> Task objective
The whole listing must be printed again without any alteration.

== Source material ==

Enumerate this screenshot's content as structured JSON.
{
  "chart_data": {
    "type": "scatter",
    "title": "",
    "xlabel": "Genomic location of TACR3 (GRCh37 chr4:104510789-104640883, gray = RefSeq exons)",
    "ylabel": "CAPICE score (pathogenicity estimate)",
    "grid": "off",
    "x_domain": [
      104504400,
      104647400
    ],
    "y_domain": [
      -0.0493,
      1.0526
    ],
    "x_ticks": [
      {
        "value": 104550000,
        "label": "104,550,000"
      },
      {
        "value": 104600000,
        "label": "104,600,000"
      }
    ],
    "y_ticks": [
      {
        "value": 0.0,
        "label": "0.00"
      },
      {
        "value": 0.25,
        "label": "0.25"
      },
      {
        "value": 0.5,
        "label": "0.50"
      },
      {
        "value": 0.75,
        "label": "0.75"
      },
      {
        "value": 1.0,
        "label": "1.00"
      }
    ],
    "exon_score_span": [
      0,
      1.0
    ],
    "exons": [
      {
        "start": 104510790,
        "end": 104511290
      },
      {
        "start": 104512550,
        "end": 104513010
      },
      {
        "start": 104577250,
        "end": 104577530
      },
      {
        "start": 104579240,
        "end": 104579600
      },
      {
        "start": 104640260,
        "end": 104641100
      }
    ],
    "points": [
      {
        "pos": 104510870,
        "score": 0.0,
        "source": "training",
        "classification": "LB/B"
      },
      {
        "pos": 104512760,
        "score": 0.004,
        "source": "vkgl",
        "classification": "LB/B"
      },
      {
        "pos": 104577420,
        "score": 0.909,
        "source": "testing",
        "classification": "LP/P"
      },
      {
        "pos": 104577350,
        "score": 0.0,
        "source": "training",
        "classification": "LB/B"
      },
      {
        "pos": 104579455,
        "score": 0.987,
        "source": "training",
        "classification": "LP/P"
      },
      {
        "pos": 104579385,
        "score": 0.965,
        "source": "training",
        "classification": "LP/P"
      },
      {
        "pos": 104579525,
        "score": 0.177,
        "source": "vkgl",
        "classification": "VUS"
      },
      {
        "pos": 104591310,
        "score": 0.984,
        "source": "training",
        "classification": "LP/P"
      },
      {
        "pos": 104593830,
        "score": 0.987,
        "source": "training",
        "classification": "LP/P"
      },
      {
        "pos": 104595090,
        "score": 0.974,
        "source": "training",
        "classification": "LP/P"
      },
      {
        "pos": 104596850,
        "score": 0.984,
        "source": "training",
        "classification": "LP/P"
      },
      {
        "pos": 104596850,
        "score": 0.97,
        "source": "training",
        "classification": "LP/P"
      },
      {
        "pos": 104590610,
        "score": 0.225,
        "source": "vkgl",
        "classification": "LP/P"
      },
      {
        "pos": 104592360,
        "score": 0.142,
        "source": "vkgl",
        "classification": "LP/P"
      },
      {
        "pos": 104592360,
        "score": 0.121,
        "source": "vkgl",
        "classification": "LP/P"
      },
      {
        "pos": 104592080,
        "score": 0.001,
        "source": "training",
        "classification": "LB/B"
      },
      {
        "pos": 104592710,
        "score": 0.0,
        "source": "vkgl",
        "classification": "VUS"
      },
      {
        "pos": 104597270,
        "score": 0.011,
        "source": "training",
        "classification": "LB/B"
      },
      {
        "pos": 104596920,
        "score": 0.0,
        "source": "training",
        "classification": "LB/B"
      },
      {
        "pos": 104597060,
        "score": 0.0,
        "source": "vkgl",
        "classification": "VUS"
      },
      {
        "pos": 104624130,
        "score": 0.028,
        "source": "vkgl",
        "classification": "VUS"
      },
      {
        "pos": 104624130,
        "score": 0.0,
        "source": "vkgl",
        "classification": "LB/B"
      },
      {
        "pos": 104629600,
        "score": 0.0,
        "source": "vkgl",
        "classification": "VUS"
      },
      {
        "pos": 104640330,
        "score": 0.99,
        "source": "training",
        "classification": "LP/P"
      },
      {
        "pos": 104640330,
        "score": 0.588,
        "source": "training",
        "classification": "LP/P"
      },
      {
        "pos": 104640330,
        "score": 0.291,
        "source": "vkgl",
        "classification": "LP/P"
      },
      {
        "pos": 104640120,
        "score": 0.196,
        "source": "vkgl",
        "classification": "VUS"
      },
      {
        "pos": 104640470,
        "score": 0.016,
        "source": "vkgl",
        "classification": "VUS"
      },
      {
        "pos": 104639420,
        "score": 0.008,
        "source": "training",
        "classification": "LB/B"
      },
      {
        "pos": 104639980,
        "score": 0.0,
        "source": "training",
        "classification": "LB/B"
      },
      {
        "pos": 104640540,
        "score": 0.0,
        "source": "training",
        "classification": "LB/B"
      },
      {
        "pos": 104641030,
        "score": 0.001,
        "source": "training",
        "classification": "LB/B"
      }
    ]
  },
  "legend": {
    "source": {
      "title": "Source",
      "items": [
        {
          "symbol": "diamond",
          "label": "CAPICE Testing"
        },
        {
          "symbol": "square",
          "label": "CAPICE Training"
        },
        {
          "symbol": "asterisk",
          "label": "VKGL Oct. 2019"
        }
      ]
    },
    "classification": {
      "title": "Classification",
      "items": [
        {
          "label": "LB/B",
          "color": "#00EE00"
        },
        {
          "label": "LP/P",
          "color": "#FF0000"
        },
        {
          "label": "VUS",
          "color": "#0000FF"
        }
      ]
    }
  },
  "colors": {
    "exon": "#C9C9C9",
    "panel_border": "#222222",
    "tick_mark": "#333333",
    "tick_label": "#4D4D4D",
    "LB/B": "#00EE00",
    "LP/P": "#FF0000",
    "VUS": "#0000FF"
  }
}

===

> Result
Enumerate this screenshot's content as structured JSON.
{
  "chart_data": {
    "type": "scatter",
    "title": "",
    "xlabel": "Genomic location of TACR3 (GRCh37 chr4:104510789-104640883, gray = RefSeq exons)",
    "ylabel": "CAPICE score (pathogenicity estimate)",
    "grid": "off",
    "x_domain": [
      104504400,
      104647400
    ],
    "y_domain": [
      -0.0493,
      1.0526
    ],
    "x_ticks": [
      {
        "value": 104550000,
        "label": "104,550,000"
      },
      {
        "value": 104600000,
        "label": "104,600,000"
      }
    ],
    "y_ticks": [
      {
        "value": 0.0,
        "label": "0.00"
      },
      {
        "value": 0.25,
        "label": "0.25"
      },
      {
        "value": 0.5,
        "label": "0.50"
      },
      {
        "value": 0.75,
        "label": "0.75"
      },
      {
        "value": 1.0,
        "label": "1.00"
      }
    ],
    "exon_score_span": [
      0,
      1.0
    ],
    "exons": [
      {
        "start": 104510790,
        "end": 104511290
      },
      {
        "start": 104512550,
        "end": 104513010
      },
      {
        "start": 104577250,
        "end": 104577530
      },
      {
        "start": 104579240,
        "end": 104579600
      },
      {
        "start": 104640260,
        "end": 104641100
      }
    ],
    "points": [
      {
        "pos": 104510870,
        "score": 0.0,
        "source": "training",
        "classification": "LB/B"
      },
      {
        "pos": 104512760,
        "score": 0.004,
        "source": "vkgl",
        "classification": "LB/B"
      },
      {
        "pos": 104577420,
        "score": 0.909,
        "source": "testing",
        "classification": "LP/P"
      },
      {
        "pos": 104577350,
        "score": 0.0,
        "source": "training",
        "classification": "LB/B"
      },
      {
        "pos": 104579455,
        "score": 0.987,
        "source": "training",
        "classification": "LP/P"
      },
      {
        "pos": 104579385,
        "score": 0.965,
        "source": "training",
        "classification": "LP/P"
      },
      {
        "pos": 104579525,
        "score": 0.177,
        "source": "vkgl",
        "classification": "VUS"
      },
      {
        "pos": 104591310,
        "score": 0.984,
        "source": "training",
        "classification": "LP/P"
      },
      {
        "pos": 104593830,
        "score": 0.987,
        "source": "training",
        "classification": "LP/P"
      },
      {
        "pos": 104595090,
        "score": 0.974,
        "source": "training",
        "classification": "LP/P"
      },
      {
        "pos": 104596850,
        "score": 0.984,
        "source": "training",
        "classification": "LP/P"
      },
      {
        "pos": 104596850,
        "score": 0.97,
        "source": "training",
        "classification": "LP/P"
      },
      {
        "pos": 104590610,
        "score": 0.225,
        "source": "vkgl",
        "classification": "LP/P"
      },
      {
        "pos": 104592360,
        "score": 0.142,
        "source": "vkgl",
        "classification": "LP/P"
      },
      {
        "pos": 104592360,
        "score": 0.121,
        "source": "vkgl",
        "classification": "LP/P"
      },
      {
        "pos": 104592080,
        "score": 0.001,
        "source": "training",
        "classification": "LB/B"
      },
      {
        "pos": 104592710,
        "score": 0.0,
        "source": "vkgl",
        "classification": "VUS"
      },
      {
        "pos": 104597270,
        "score": 0.011,
        "source": "training",
        "classification": "LB/B"
      },
      {
        "pos": 104596920,
        "score": 0.0,
        "source": "training",
        "classification": "LB/B"
      },
      {
        "pos": 104597060,
        "score": 0.0,
        "source": "vkgl",
        "classification": "VUS"
      },
      {
        "pos": 104624130,
        "score": 0.028,
        "source": "vkgl",
        "classification": "VUS"
      },
      {
        "pos": 104624130,
        "score": 0.0,
        "source": "vkgl",
        "classification": "LB/B"
      },
      {
        "pos": 104629600,
        "score": 0.0,
        "source": "vkgl",
        "classification": "VUS"
      },
      {
        "pos": 104640330,
        "score": 0.99,
        "source": "training",
        "classification": "LP/P"
      },
      {
        "pos": 104640330,
        "score": 0.588,
        "source": "training",
        "classification": "LP/P"
      },
      {
        "pos": 104640330,
        "score": 0.291,
        "source": "vkgl",
        "classification": "LP/P"
      },
      {
        "pos": 104640120,
        "score": 0.196,
        "source": "vkgl",
        "classification": "VUS"
      },
      {
        "pos": 104640470,
        "score": 0.016,
        "source": "vkgl",
        "classification": "VUS"
      },
      {
        "pos": 104639420,
        "score": 0.008,
        "source": "training",
        "classification": "LB/B"
      },
      {
        "pos": 104639980,
        "score": 0.0,
        "source": "training",
        "classification": "LB/B"
      },
      {
        "pos": 104640540,
        "score": 0.0,
        "source": "training",
        "classification": "LB/B"
      },
      {
        "pos": 104641030,
        "score": 0.001,
        "source": "training",
        "classification": "LB/B"
      }
    ]
  },
  "legend": {
    "source": {
      "title": "Source",
      "items": [
        {
          "symbol": "diamond",
          "label": "CAPICE Testing"
        },
        {
          "symbol": "square",
          "label": "CAPICE Training"
        },
        {
          "symbol": "asterisk",
          "label": "VKGL Oct. 2019"
        }
      ]
    },
    "classification": {
      "title": "Classification",
      "items": [
        {
          "label": "LB/B",
          "color": "#00EE00"
        },
        {
          "label": "LP/P",
          "color": "#FF0000"
        },
        {
          "label": "VUS",
          "color": "#0000FF"
        }
      ]
    }
  },
  "colors": {
    "exon": "#C9C9C9",
    "panel_border": "#222222",
    "tick_mark": "#333333",
    "tick_label": "#4D4D4D",
    "LB/B": "#00EE00",
    "LP/P": "#FF0000",
    "VUS": "#0000FF"
  }
}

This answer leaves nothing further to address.